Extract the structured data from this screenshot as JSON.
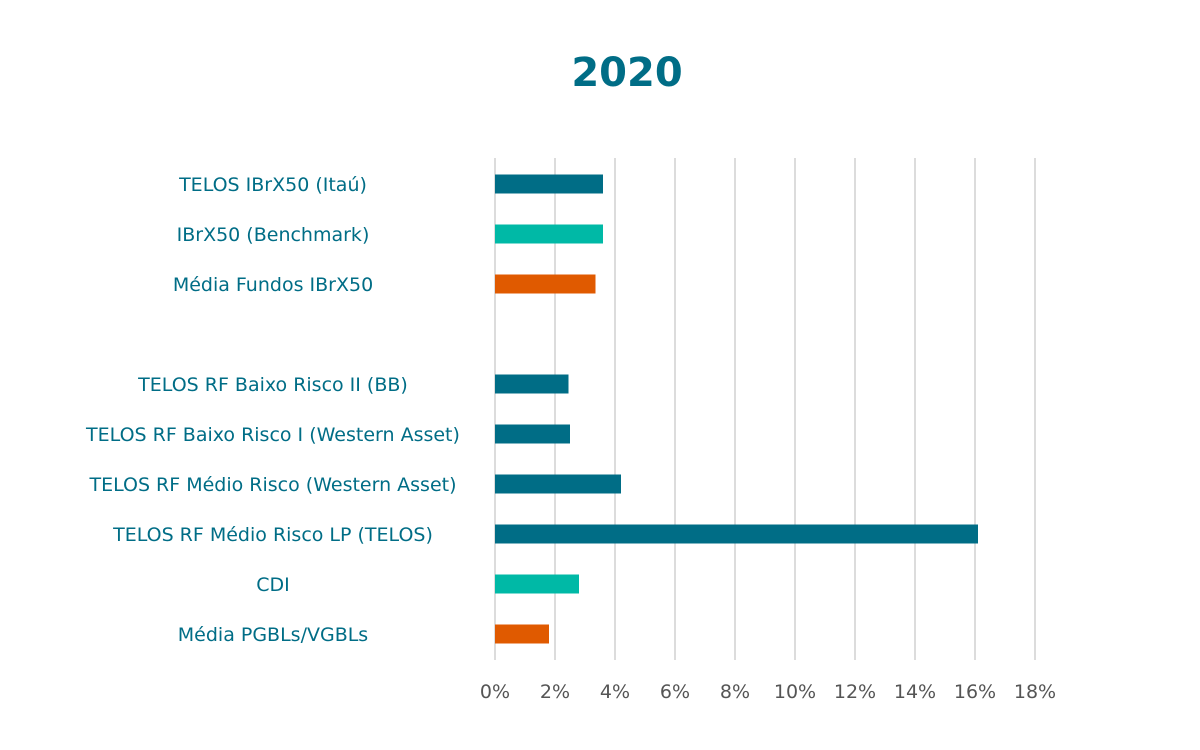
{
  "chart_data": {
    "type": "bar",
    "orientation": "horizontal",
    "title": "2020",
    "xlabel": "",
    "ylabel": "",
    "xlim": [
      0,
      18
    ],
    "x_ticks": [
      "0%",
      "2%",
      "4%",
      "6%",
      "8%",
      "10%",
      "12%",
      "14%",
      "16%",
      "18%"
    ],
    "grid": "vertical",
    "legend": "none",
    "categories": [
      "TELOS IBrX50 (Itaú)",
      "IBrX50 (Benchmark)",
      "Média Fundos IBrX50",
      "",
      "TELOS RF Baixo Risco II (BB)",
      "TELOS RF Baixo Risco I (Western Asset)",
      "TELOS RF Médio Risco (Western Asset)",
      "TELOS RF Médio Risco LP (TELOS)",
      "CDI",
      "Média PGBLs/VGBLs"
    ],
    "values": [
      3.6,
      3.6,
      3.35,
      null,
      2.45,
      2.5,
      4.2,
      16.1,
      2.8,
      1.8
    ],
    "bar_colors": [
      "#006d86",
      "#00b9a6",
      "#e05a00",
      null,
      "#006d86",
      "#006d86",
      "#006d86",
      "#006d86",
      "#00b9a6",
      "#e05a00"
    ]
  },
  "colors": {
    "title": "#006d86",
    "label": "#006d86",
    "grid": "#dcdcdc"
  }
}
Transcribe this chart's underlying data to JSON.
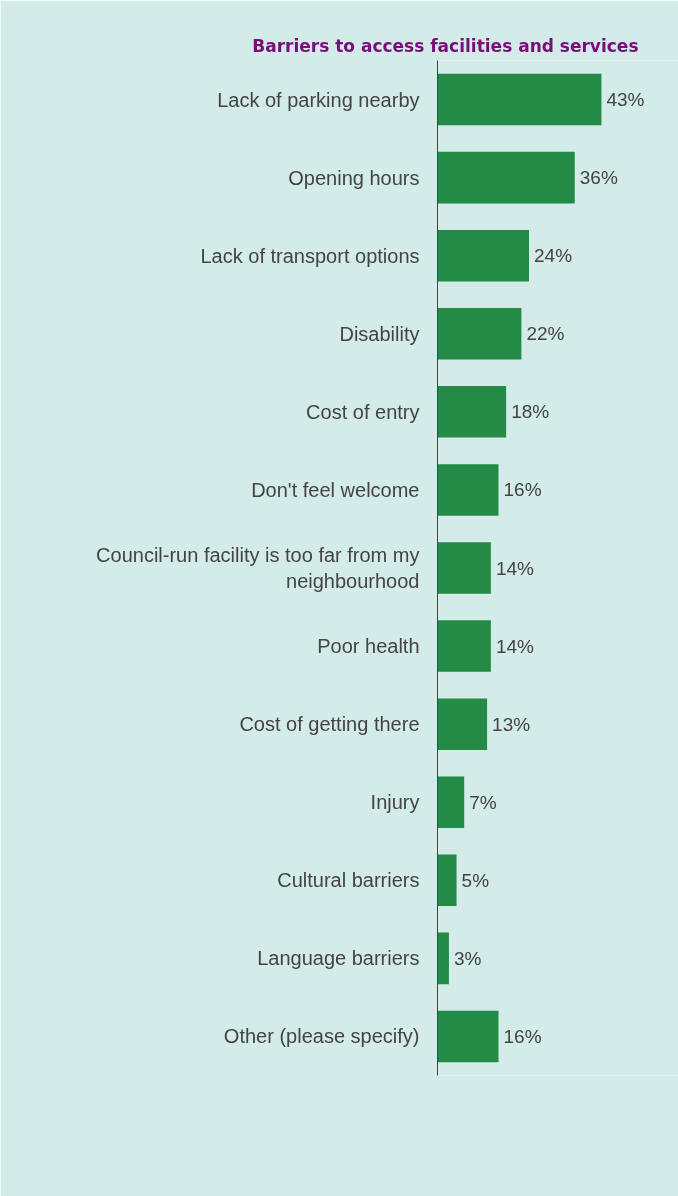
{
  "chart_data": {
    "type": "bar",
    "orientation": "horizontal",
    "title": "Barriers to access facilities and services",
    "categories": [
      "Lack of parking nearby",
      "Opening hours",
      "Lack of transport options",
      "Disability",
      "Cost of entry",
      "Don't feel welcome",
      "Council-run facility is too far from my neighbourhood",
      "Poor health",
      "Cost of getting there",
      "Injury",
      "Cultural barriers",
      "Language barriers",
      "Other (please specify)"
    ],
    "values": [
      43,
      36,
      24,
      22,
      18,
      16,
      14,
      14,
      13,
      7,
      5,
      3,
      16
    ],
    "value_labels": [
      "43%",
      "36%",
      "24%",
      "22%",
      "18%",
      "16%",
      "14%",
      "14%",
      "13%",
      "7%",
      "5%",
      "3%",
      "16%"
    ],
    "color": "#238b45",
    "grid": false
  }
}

--------------------------------

* [Task]
Copy the material above exactly and drop the pictures.

* [Final result]
Extract the structured data from this screenshot as JSON.
{
  "chart_data": {
    "type": "bar",
    "orientation": "horizontal",
    "title": "2020",
    "xlabel": "",
    "ylabel": "",
    "xlim": [
      0,
      18
    ],
    "x_ticks": [
      "0%",
      "2%",
      "4%",
      "6%",
      "8%",
      "10%",
      "12%",
      "14%",
      "16%",
      "18%"
    ],
    "grid": "vertical",
    "legend": "none",
    "categories": [
      "TELOS IBrX50 (Itaú)",
      "IBrX50 (Benchmark)",
      "Média Fundos IBrX50",
      "",
      "TELOS RF Baixo Risco II (BB)",
      "TELOS RF Baixo Risco I (Western Asset)",
      "TELOS RF Médio Risco (Western Asset)",
      "TELOS RF Médio Risco LP (TELOS)",
      "CDI",
      "Média PGBLs/VGBLs"
    ],
    "values": [
      3.6,
      3.6,
      3.35,
      null,
      2.45,
      2.5,
      4.2,
      16.1,
      2.8,
      1.8
    ],
    "bar_colors": [
      "#006d86",
      "#00b9a6",
      "#e05a00",
      null,
      "#006d86",
      "#006d86",
      "#006d86",
      "#006d86",
      "#00b9a6",
      "#e05a00"
    ]
  },
  "colors": {
    "title": "#006d86",
    "label": "#006d86",
    "grid": "#dcdcdc"
  }
}
Transcribe this chart's underlying data to JSON.
{
  "chart_data": {
    "type": "bar",
    "orientation": "horizontal",
    "title": "Barriers to access facilities and services",
    "categories": [
      "Lack of parking nearby",
      "Opening hours",
      "Lack of transport options",
      "Disability",
      "Cost of entry",
      "Don't feel welcome",
      "Council-run facility is too far from my neighbourhood",
      "Poor health",
      "Cost of getting there",
      "Injury",
      "Cultural barriers",
      "Language barriers",
      "Other (please specify)"
    ],
    "values": [
      43,
      36,
      24,
      22,
      18,
      16,
      14,
      14,
      13,
      7,
      5,
      3,
      16
    ],
    "value_labels": [
      "43%",
      "36%",
      "24%",
      "22%",
      "18%",
      "16%",
      "14%",
      "14%",
      "13%",
      "7%",
      "5%",
      "3%",
      "16%"
    ],
    "color": "#238b45",
    "grid": false
  }
}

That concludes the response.